EXERCISE TASK: Output all lines exactly, with nothing added or dropped.

════

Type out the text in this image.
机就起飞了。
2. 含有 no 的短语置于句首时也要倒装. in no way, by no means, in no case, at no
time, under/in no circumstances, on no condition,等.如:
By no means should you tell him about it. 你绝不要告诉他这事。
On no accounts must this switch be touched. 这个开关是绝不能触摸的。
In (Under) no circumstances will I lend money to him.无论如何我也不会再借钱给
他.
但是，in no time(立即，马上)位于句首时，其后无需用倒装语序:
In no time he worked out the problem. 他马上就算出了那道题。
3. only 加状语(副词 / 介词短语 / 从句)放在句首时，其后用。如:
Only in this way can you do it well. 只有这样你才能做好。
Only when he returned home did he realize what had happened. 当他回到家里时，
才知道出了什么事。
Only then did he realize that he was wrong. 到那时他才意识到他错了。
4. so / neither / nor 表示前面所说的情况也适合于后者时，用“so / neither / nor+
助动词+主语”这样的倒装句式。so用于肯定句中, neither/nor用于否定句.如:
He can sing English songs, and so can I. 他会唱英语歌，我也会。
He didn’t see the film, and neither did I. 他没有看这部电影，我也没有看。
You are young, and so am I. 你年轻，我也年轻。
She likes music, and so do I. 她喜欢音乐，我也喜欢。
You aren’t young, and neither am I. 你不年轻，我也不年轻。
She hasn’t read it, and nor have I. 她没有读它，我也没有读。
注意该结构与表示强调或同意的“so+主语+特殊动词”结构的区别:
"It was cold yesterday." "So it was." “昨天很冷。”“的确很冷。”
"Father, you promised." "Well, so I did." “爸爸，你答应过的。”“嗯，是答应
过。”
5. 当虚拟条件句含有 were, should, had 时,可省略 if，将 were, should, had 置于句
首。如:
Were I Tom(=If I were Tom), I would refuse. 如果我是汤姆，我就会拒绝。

════

SOLUTION TO THIS EXERCISE:
Type out the text in this image.
机就起飞了。
2. 含有 no 的短语置于句首时也要倒装. in no way, by no means, in no case, at no
time, under/in no circumstances, on no condition,等.如:
By no means should you tell him about it. 你绝不要告诉他这事。
On no accounts must this switch be touched. 这个开关是绝不能触摸的。
In (Under) no circumstances will I lend money to him.无论如何我也不会再借钱给
他.
但是，in no time(立即，马上)位于句首时，其后无需用倒装语序:
In no time he worked out the problem. 他马上就算出了那道题。
3. only 加状语(副词 / 介词短语 / 从句)放在句首时，其后用。如:
Only in this way can you do it well. 只有这样你才能做好。
Only when he returned home did he realize what had happened. 当他回到家里时，
才知道出了什么事。
Only then did he realize that he was wrong. 到那时他才意识到他错了。
4. so / neither / nor 表示前面所说的情况也适合于后者时，用“so / neither / nor+
助动词+主语”这样的倒装句式。so用于肯定句中, neither/nor用于否定句.如:
He can sing English songs, and so can I. 他会唱英语歌，我也会。
He didn’t see the film, and neither did I. 他没有看这部电影，我也没有看。
You are young, and so am I. 你年轻，我也年轻。
She likes music, and so do I. 她喜欢音乐，我也喜欢。
You aren’t young, and neither am I. 你不年轻，我也不年轻。
She hasn’t read it, and nor have I. 她没有读它，我也没有读。
注意该结构与表示强调或同意的“so+主语+特殊动词”结构的区别:
"It was cold yesterday." "So it was." “昨天很冷。”“的确很冷。”
"Father, you promised." "Well, so I did." “爸爸，你答应过的。”“嗯，是答应
过。”
5. 当虚拟条件句含有 were, should, had 时,可省略 if，将 were, should, had 置于句
首。如:
Were I Tom(=If I were Tom), I would refuse. 如果我是汤姆，我就会拒绝。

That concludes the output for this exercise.